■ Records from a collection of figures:
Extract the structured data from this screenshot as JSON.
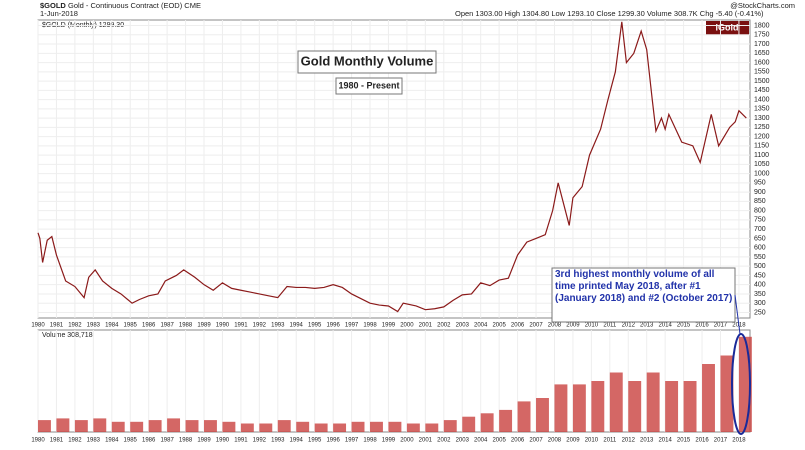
{
  "header": {
    "symbol": "$GOLD",
    "description": "Gold - Continuous Contract (EOD) CME",
    "date": "1-Jun-2018",
    "quote": "Open 1303.00  High 1304.80  Low 1293.10  Close 1299.30  Volume 308.7K  Chg -5.40 (-0.41%)",
    "source": "@StockCharts.com",
    "logo": "iGold"
  },
  "chart_data": {
    "type": "line",
    "title": "Gold Monthly Volume",
    "subtitle": "1980 - Present",
    "legend_label": "$GOLD (Monthly) 1299.30",
    "volume_label": "Volume 308,718",
    "annotation": "3rd highest monthly volume of all time printed May 2018, after #1 (January 2018) and #2 (October 2017)",
    "xlim": [
      1980,
      2018.6
    ],
    "xticks": [
      1980,
      1981,
      1982,
      1983,
      1984,
      1985,
      1986,
      1987,
      1988,
      1989,
      1990,
      1991,
      1992,
      1993,
      1994,
      1995,
      1996,
      1997,
      1998,
      1999,
      2000,
      2001,
      2002,
      2003,
      2004,
      2005,
      2006,
      2007,
      2008,
      2009,
      2010,
      2011,
      2012,
      2013,
      2014,
      2015,
      2016,
      2017,
      2018
    ],
    "ylim": [
      220,
      1830
    ],
    "yticks": [
      250,
      300,
      350,
      400,
      450,
      500,
      550,
      600,
      650,
      700,
      750,
      800,
      850,
      900,
      950,
      1000,
      1050,
      1100,
      1150,
      1200,
      1250,
      1300,
      1350,
      1400,
      1450,
      1500,
      1550,
      1600,
      1650,
      1700,
      1750,
      1800
    ],
    "grid": true,
    "series": [
      {
        "name": "$GOLD",
        "color": "#8b1a1a",
        "x": [
          1980.0,
          1980.1,
          1980.25,
          1980.5,
          1980.75,
          1981.0,
          1981.5,
          1982.0,
          1982.5,
          1982.75,
          1983.1,
          1983.5,
          1984.0,
          1984.5,
          1985.1,
          1985.5,
          1986.0,
          1986.5,
          1986.9,
          1987.5,
          1987.9,
          1988.5,
          1989.0,
          1989.5,
          1990.0,
          1990.5,
          1991.0,
          1991.5,
          1992.0,
          1992.5,
          1993.0,
          1993.5,
          1994.0,
          1994.5,
          1995.0,
          1995.5,
          1996.0,
          1996.5,
          1997.0,
          1997.5,
          1998.0,
          1998.5,
          1999.0,
          1999.5,
          1999.8,
          2000.5,
          2001.0,
          2001.5,
          2002.0,
          2002.5,
          2003.0,
          2003.5,
          2004.0,
          2004.5,
          2005.0,
          2005.5,
          2006.0,
          2006.5,
          2007.0,
          2007.5,
          2007.9,
          2008.2,
          2008.8,
          2009.0,
          2009.5,
          2009.9,
          2010.5,
          2010.9,
          2011.3,
          2011.65,
          2011.9,
          2012.3,
          2012.7,
          2013.0,
          2013.3,
          2013.5,
          2013.8,
          2014.0,
          2014.2,
          2014.9,
          2015.5,
          2015.9,
          2016.5,
          2016.9,
          2017.5,
          2017.8,
          2018.0,
          2018.4
        ],
        "values": [
          680,
          650,
          520,
          640,
          660,
          560,
          420,
          390,
          330,
          440,
          480,
          420,
          380,
          350,
          300,
          320,
          340,
          350,
          420,
          450,
          480,
          440,
          400,
          370,
          410,
          380,
          370,
          360,
          350,
          340,
          330,
          390,
          385,
          385,
          380,
          385,
          400,
          385,
          350,
          325,
          300,
          290,
          285,
          255,
          300,
          285,
          265,
          270,
          280,
          315,
          345,
          350,
          410,
          395,
          425,
          435,
          560,
          630,
          650,
          670,
          800,
          950,
          720,
          870,
          930,
          1100,
          1240,
          1400,
          1550,
          1820,
          1600,
          1650,
          1770,
          1670,
          1400,
          1230,
          1300,
          1240,
          1320,
          1170,
          1150,
          1060,
          1320,
          1150,
          1250,
          1280,
          1340,
          1300
        ]
      }
    ],
    "volume": {
      "color": "#c9413f",
      "ylim": [
        0,
        6
      ],
      "x": [
        1980,
        1981,
        1982,
        1983,
        1984,
        1985,
        1986,
        1987,
        1988,
        1989,
        1990,
        1991,
        1992,
        1993,
        1994,
        1995,
        1996,
        1997,
        1998,
        1999,
        2000,
        2001,
        2002,
        2003,
        2004,
        2005,
        2006,
        2007,
        2008,
        2009,
        2010,
        2011,
        2012,
        2013,
        2014,
        2015,
        2016,
        2017,
        2018
      ],
      "values": [
        0.7,
        0.8,
        0.7,
        0.8,
        0.6,
        0.6,
        0.7,
        0.8,
        0.7,
        0.7,
        0.6,
        0.5,
        0.5,
        0.7,
        0.6,
        0.5,
        0.5,
        0.6,
        0.6,
        0.6,
        0.5,
        0.5,
        0.7,
        0.9,
        1.1,
        1.3,
        1.8,
        2.0,
        2.8,
        2.8,
        3.0,
        3.5,
        3.0,
        3.5,
        3.0,
        3.0,
        4.0,
        4.5,
        5.6
      ]
    }
  }
}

■ Aim:
Skip the pictures and transcribe the rest of the records exactly.

■ Task response:
Extract the structured data from this screenshot as JSON.
{
  "header": {
    "symbol": "$GOLD",
    "description": "Gold - Continuous Contract (EOD) CME",
    "date": "1-Jun-2018",
    "quote": "Open 1303.00  High 1304.80  Low 1293.10  Close 1299.30  Volume 308.7K  Chg -5.40 (-0.41%)",
    "source": "@StockCharts.com",
    "logo": "iGold"
  },
  "chart_data": {
    "type": "line",
    "title": "Gold Monthly Volume",
    "subtitle": "1980 - Present",
    "legend_label": "$GOLD (Monthly) 1299.30",
    "volume_label": "Volume 308,718",
    "annotation": "3rd highest monthly volume of all time printed May 2018, after #1 (January 2018) and #2 (October 2017)",
    "xlim": [
      1980,
      2018.6
    ],
    "xticks": [
      1980,
      1981,
      1982,
      1983,
      1984,
      1985,
      1986,
      1987,
      1988,
      1989,
      1990,
      1991,
      1992,
      1993,
      1994,
      1995,
      1996,
      1997,
      1998,
      1999,
      2000,
      2001,
      2002,
      2003,
      2004,
      2005,
      2006,
      2007,
      2008,
      2009,
      2010,
      2011,
      2012,
      2013,
      2014,
      2015,
      2016,
      2017,
      2018
    ],
    "ylim": [
      220,
      1830
    ],
    "yticks": [
      250,
      300,
      350,
      400,
      450,
      500,
      550,
      600,
      650,
      700,
      750,
      800,
      850,
      900,
      950,
      1000,
      1050,
      1100,
      1150,
      1200,
      1250,
      1300,
      1350,
      1400,
      1450,
      1500,
      1550,
      1600,
      1650,
      1700,
      1750,
      1800
    ],
    "grid": true,
    "series": [
      {
        "name": "$GOLD",
        "color": "#8b1a1a",
        "x": [
          1980.0,
          1980.1,
          1980.25,
          1980.5,
          1980.75,
          1981.0,
          1981.5,
          1982.0,
          1982.5,
          1982.75,
          1983.1,
          1983.5,
          1984.0,
          1984.5,
          1985.1,
          1985.5,
          1986.0,
          1986.5,
          1986.9,
          1987.5,
          1987.9,
          1988.5,
          1989.0,
          1989.5,
          1990.0,
          1990.5,
          1991.0,
          1991.5,
          1992.0,
          1992.5,
          1993.0,
          1993.5,
          1994.0,
          1994.5,
          1995.0,
          1995.5,
          1996.0,
          1996.5,
          1997.0,
          1997.5,
          1998.0,
          1998.5,
          1999.0,
          1999.5,
          1999.8,
          2000.5,
          2001.0,
          2001.5,
          2002.0,
          2002.5,
          2003.0,
          2003.5,
          2004.0,
          2004.5,
          2005.0,
          2005.5,
          2006.0,
          2006.5,
          2007.0,
          2007.5,
          2007.9,
          2008.2,
          2008.8,
          2009.0,
          2009.5,
          2009.9,
          2010.5,
          2010.9,
          2011.3,
          2011.65,
          2011.9,
          2012.3,
          2012.7,
          2013.0,
          2013.3,
          2013.5,
          2013.8,
          2014.0,
          2014.2,
          2014.9,
          2015.5,
          2015.9,
          2016.5,
          2016.9,
          2017.5,
          2017.8,
          2018.0,
          2018.4
        ],
        "values": [
          680,
          650,
          520,
          640,
          660,
          560,
          420,
          390,
          330,
          440,
          480,
          420,
          380,
          350,
          300,
          320,
          340,
          350,
          420,
          450,
          480,
          440,
          400,
          370,
          410,
          380,
          370,
          360,
          350,
          340,
          330,
          390,
          385,
          385,
          380,
          385,
          400,
          385,
          350,
          325,
          300,
          290,
          285,
          255,
          300,
          285,
          265,
          270,
          280,
          315,
          345,
          350,
          410,
          395,
          425,
          435,
          560,
          630,
          650,
          670,
          800,
          950,
          720,
          870,
          930,
          1100,
          1240,
          1400,
          1550,
          1820,
          1600,
          1650,
          1770,
          1670,
          1400,
          1230,
          1300,
          1240,
          1320,
          1170,
          1150,
          1060,
          1320,
          1150,
          1250,
          1280,
          1340,
          1300
        ]
      }
    ],
    "volume": {
      "color": "#c9413f",
      "ylim": [
        0,
        6
      ],
      "x": [
        1980,
        1981,
        1982,
        1983,
        1984,
        1985,
        1986,
        1987,
        1988,
        1989,
        1990,
        1991,
        1992,
        1993,
        1994,
        1995,
        1996,
        1997,
        1998,
        1999,
        2000,
        2001,
        2002,
        2003,
        2004,
        2005,
        2006,
        2007,
        2008,
        2009,
        2010,
        2011,
        2012,
        2013,
        2014,
        2015,
        2016,
        2017,
        2018
      ],
      "values": [
        0.7,
        0.8,
        0.7,
        0.8,
        0.6,
        0.6,
        0.7,
        0.8,
        0.7,
        0.7,
        0.6,
        0.5,
        0.5,
        0.7,
        0.6,
        0.5,
        0.5,
        0.6,
        0.6,
        0.6,
        0.5,
        0.5,
        0.7,
        0.9,
        1.1,
        1.3,
        1.8,
        2.0,
        2.8,
        2.8,
        3.0,
        3.5,
        3.0,
        3.5,
        3.0,
        3.0,
        4.0,
        4.5,
        5.6
      ]
    }
  }
}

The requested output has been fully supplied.